Your task =
Take each line that has the word "price" and return it.

Material for this task =
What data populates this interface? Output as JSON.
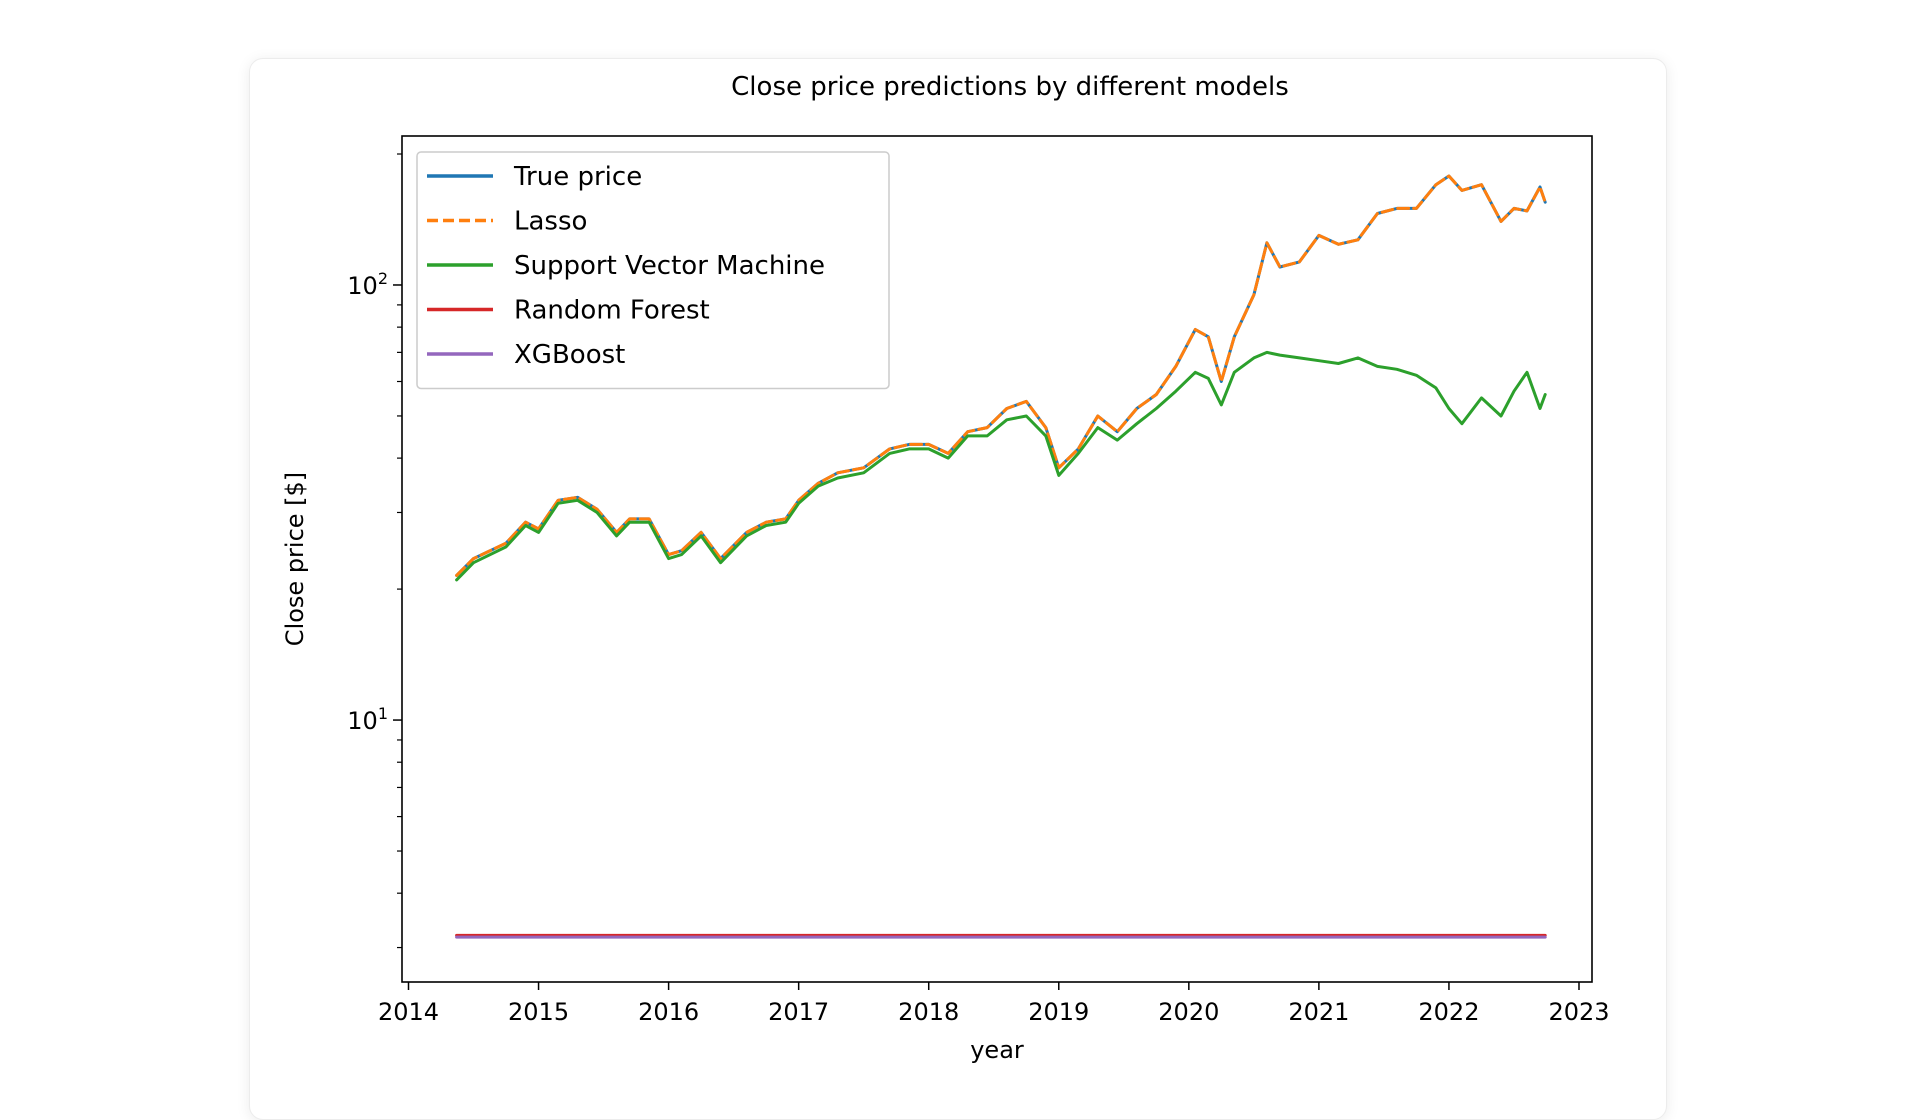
{
  "chart_data": {
    "type": "line",
    "title": "Close price predictions by different models",
    "xlabel": "year",
    "ylabel": "Close price [$]",
    "yscale": "log",
    "xlim": [
      2013.95,
      2023.1
    ],
    "ylim": [
      2.5,
      220
    ],
    "grid": false,
    "legend_position": "top-left",
    "x_ticks": [
      "2014",
      "2015",
      "2016",
      "2017",
      "2018",
      "2019",
      "2020",
      "2021",
      "2022",
      "2023"
    ],
    "y_ticks": [
      {
        "value": 10,
        "base": "10",
        "exp": "1"
      },
      {
        "value": 100,
        "base": "10",
        "exp": "2"
      }
    ],
    "series": [
      {
        "name": "True price",
        "color": "#1f77b4",
        "style": "solid",
        "x": [
          2014.37,
          2014.5,
          2014.75,
          2014.9,
          2015.0,
          2015.15,
          2015.3,
          2015.45,
          2015.6,
          2015.7,
          2015.85,
          2016.0,
          2016.1,
          2016.25,
          2016.4,
          2016.6,
          2016.75,
          2016.9,
          2017.0,
          2017.15,
          2017.3,
          2017.5,
          2017.7,
          2017.85,
          2018.0,
          2018.15,
          2018.3,
          2018.45,
          2018.6,
          2018.75,
          2018.9,
          2019.0,
          2019.15,
          2019.3,
          2019.45,
          2019.6,
          2019.75,
          2019.9,
          2020.05,
          2020.15,
          2020.25,
          2020.35,
          2020.5,
          2020.6,
          2020.7,
          2020.85,
          2021.0,
          2021.15,
          2021.3,
          2021.45,
          2021.6,
          2021.75,
          2021.9,
          2022.0,
          2022.1,
          2022.25,
          2022.4,
          2022.5,
          2022.6,
          2022.7,
          2022.74
        ],
        "y": [
          21.5,
          23.5,
          25.5,
          28.5,
          27.5,
          32,
          32.5,
          30.5,
          27,
          29,
          29,
          24,
          24.5,
          27,
          23.5,
          27,
          28.5,
          29,
          32,
          35,
          37,
          38,
          42,
          43,
          43,
          41,
          46,
          47,
          52,
          54,
          47,
          38,
          42,
          50,
          46,
          52,
          56,
          65,
          79,
          76,
          60,
          76,
          95,
          125,
          110,
          113,
          130,
          124,
          127,
          146,
          150,
          150,
          170,
          178,
          165,
          170,
          140,
          150,
          148,
          168,
          155
        ]
      },
      {
        "name": "Lasso",
        "color": "#ff7f0e",
        "style": "dashed",
        "x": [
          2014.37,
          2014.5,
          2014.75,
          2014.9,
          2015.0,
          2015.15,
          2015.3,
          2015.45,
          2015.6,
          2015.7,
          2015.85,
          2016.0,
          2016.1,
          2016.25,
          2016.4,
          2016.6,
          2016.75,
          2016.9,
          2017.0,
          2017.15,
          2017.3,
          2017.5,
          2017.7,
          2017.85,
          2018.0,
          2018.15,
          2018.3,
          2018.45,
          2018.6,
          2018.75,
          2018.9,
          2019.0,
          2019.15,
          2019.3,
          2019.45,
          2019.6,
          2019.75,
          2019.9,
          2020.05,
          2020.15,
          2020.25,
          2020.35,
          2020.5,
          2020.6,
          2020.7,
          2020.85,
          2021.0,
          2021.15,
          2021.3,
          2021.45,
          2021.6,
          2021.75,
          2021.9,
          2022.0,
          2022.1,
          2022.25,
          2022.4,
          2022.5,
          2022.6,
          2022.7,
          2022.74
        ],
        "y": [
          21.5,
          23.5,
          25.5,
          28.5,
          27.5,
          32,
          32.5,
          30.5,
          27,
          29,
          29,
          24,
          24.5,
          27,
          23.5,
          27,
          28.5,
          29,
          32,
          35,
          37,
          38,
          42,
          43,
          43,
          41,
          46,
          47,
          52,
          54,
          47,
          38,
          42,
          50,
          46,
          52,
          56,
          65,
          79,
          76,
          60,
          76,
          95,
          125,
          110,
          113,
          130,
          124,
          127,
          146,
          150,
          150,
          170,
          178,
          165,
          170,
          140,
          150,
          148,
          168,
          155
        ]
      },
      {
        "name": "Support Vector Machine",
        "color": "#2ca02c",
        "style": "solid",
        "x": [
          2014.37,
          2014.5,
          2014.75,
          2014.9,
          2015.0,
          2015.15,
          2015.3,
          2015.45,
          2015.6,
          2015.7,
          2015.85,
          2016.0,
          2016.1,
          2016.25,
          2016.4,
          2016.6,
          2016.75,
          2016.9,
          2017.0,
          2017.15,
          2017.3,
          2017.5,
          2017.7,
          2017.85,
          2018.0,
          2018.15,
          2018.3,
          2018.45,
          2018.6,
          2018.75,
          2018.9,
          2019.0,
          2019.15,
          2019.3,
          2019.45,
          2019.6,
          2019.75,
          2019.9,
          2020.05,
          2020.15,
          2020.25,
          2020.35,
          2020.5,
          2020.6,
          2020.7,
          2020.85,
          2021.0,
          2021.15,
          2021.3,
          2021.45,
          2021.6,
          2021.75,
          2021.9,
          2022.0,
          2022.1,
          2022.25,
          2022.4,
          2022.5,
          2022.6,
          2022.7,
          2022.74
        ],
        "y": [
          21,
          23,
          25,
          28,
          27,
          31.5,
          32,
          30,
          26.5,
          28.5,
          28.5,
          23.5,
          24,
          26.5,
          23,
          26.5,
          28,
          28.5,
          31.5,
          34.5,
          36,
          37,
          41,
          42,
          42,
          40,
          45,
          45,
          49,
          50,
          45,
          36.5,
          41,
          47,
          44,
          48,
          52,
          57,
          63,
          61,
          53,
          63,
          68,
          70,
          69,
          68,
          67,
          66,
          68,
          65,
          64,
          62,
          58,
          52,
          48,
          55,
          50,
          57,
          63,
          52,
          56
        ]
      },
      {
        "name": "Random Forest",
        "color": "#d62728",
        "style": "solid",
        "x": [
          2014.37,
          2022.74
        ],
        "y": [
          3.2,
          3.2
        ]
      },
      {
        "name": "XGBoost",
        "color": "#9467bd",
        "style": "solid",
        "x": [
          2014.37,
          2022.74
        ],
        "y": [
          3.17,
          3.17
        ]
      }
    ]
  }
}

Exercise answer =
    "title": "Close price predictions by different models",
    "ylabel": "Close price [$]",
        "name": "True price",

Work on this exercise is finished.